**To be done:**
Of the lines in the records that follow, how many include the word "this"? Answer with a bare number.

**Figure contents as structured data:**
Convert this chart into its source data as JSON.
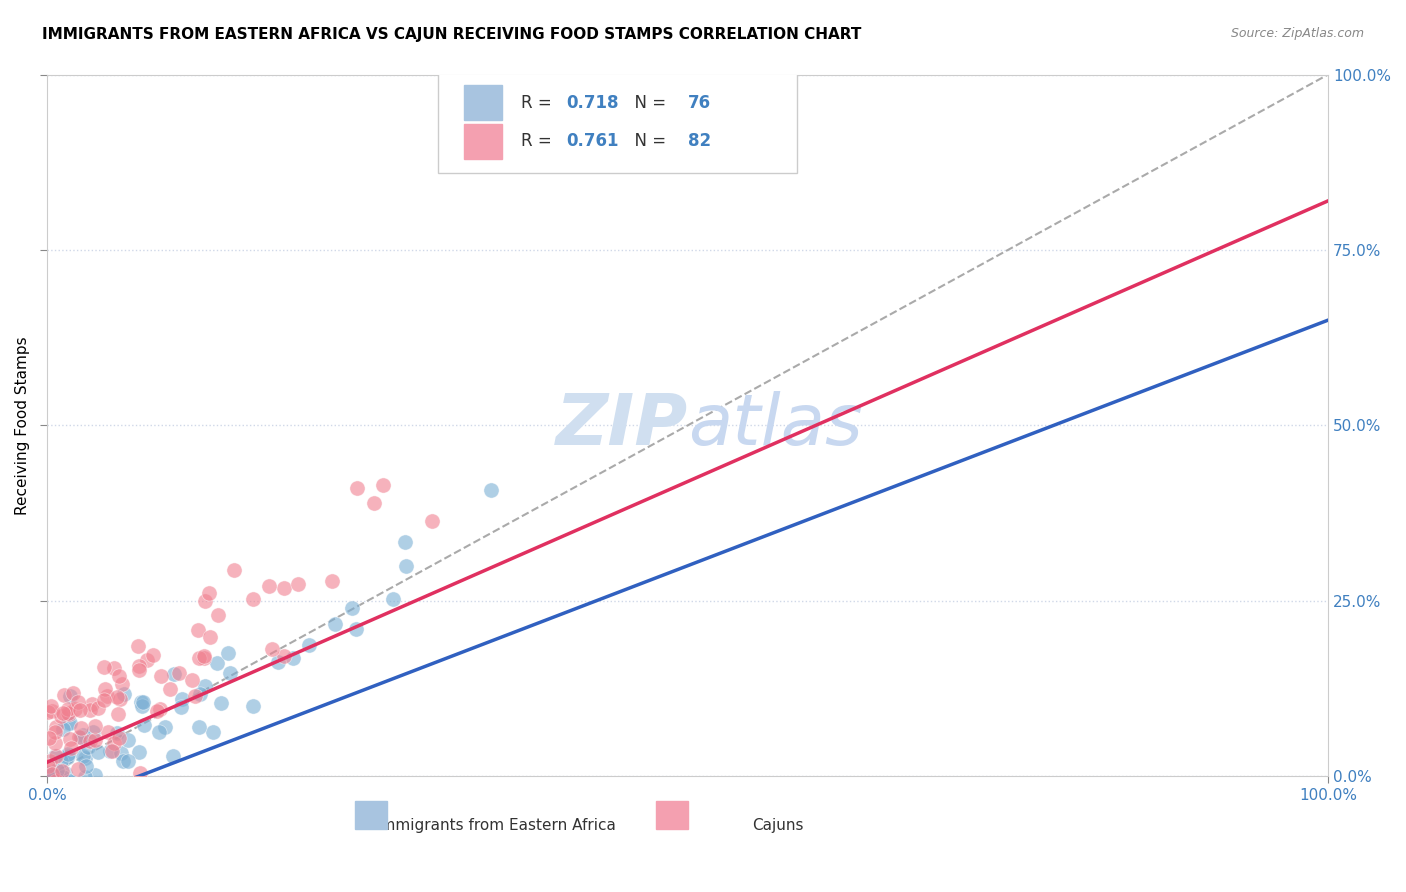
{
  "title": "IMMIGRANTS FROM EASTERN AFRICA VS CAJUN RECEIVING FOOD STAMPS CORRELATION CHART",
  "source": "Source: ZipAtlas.com",
  "xlabel": "",
  "ylabel": "Receiving Food Stamps",
  "x_tick_labels": [
    "0.0%",
    "100.0%"
  ],
  "y_tick_labels_right": [
    "0.0%",
    "25.0%",
    "50.0%",
    "75.0%",
    "100.0%"
  ],
  "legend_entries": [
    {
      "label": "R = 0.718   N = 76",
      "color": "#a8c4e0"
    },
    {
      "label": "R = 0.761   N = 82",
      "color": "#f4a0b0"
    }
  ],
  "series1_color": "#7bafd4",
  "series2_color": "#f08090",
  "series1_line_color": "#3060c0",
  "series2_line_color": "#e03060",
  "watermark": "ZIPAtlas",
  "watermark_color": "#d0dff0",
  "background_color": "#ffffff",
  "grid_color": "#d0d8e8",
  "title_fontsize": 11,
  "R1": 0.718,
  "N1": 76,
  "R2": 0.761,
  "N2": 82,
  "seed1": 42,
  "seed2": 99
}
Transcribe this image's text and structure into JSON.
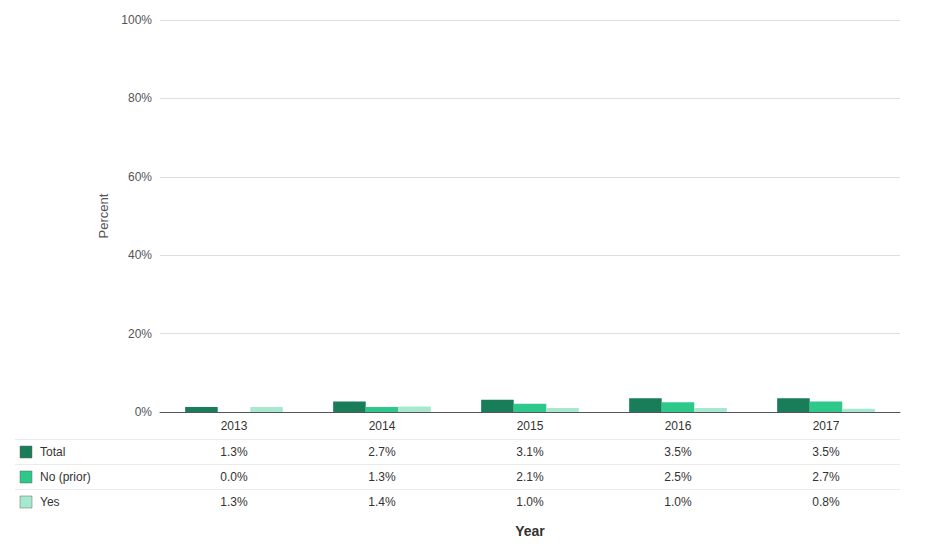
{
  "chart_data": {
    "type": "bar",
    "xlabel": "Year",
    "ylabel": "Percent",
    "categories": [
      "2013",
      "2014",
      "2015",
      "2016",
      "2017"
    ],
    "series": [
      {
        "name": "Total",
        "color": "#1a7d5a",
        "values": [
          1.3,
          2.7,
          3.1,
          3.5,
          3.5
        ],
        "value_labels": [
          "1.3%",
          "2.7%",
          "3.1%",
          "3.5%",
          "3.5%"
        ]
      },
      {
        "name": "No (prior)",
        "color": "#2dc88a",
        "values": [
          0.0,
          1.3,
          2.1,
          2.5,
          2.7
        ],
        "value_labels": [
          "0.0%",
          "1.3%",
          "2.1%",
          "2.5%",
          "2.7%"
        ]
      },
      {
        "name": "Yes",
        "color": "#a8e8cf",
        "values": [
          1.3,
          1.4,
          1.0,
          1.0,
          0.8
        ],
        "value_labels": [
          "1.3%",
          "1.4%",
          "1.0%",
          "1.0%",
          "0.8%"
        ]
      }
    ],
    "ylim": [
      0,
      100
    ],
    "yticks": [
      {
        "value": 0,
        "label": "0%"
      },
      {
        "value": 20,
        "label": "20%"
      },
      {
        "value": 40,
        "label": "40%"
      },
      {
        "value": 60,
        "label": "60%"
      },
      {
        "value": 80,
        "label": "80%"
      },
      {
        "value": 100,
        "label": "100%"
      }
    ],
    "grid": true
  }
}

**Task response:**
2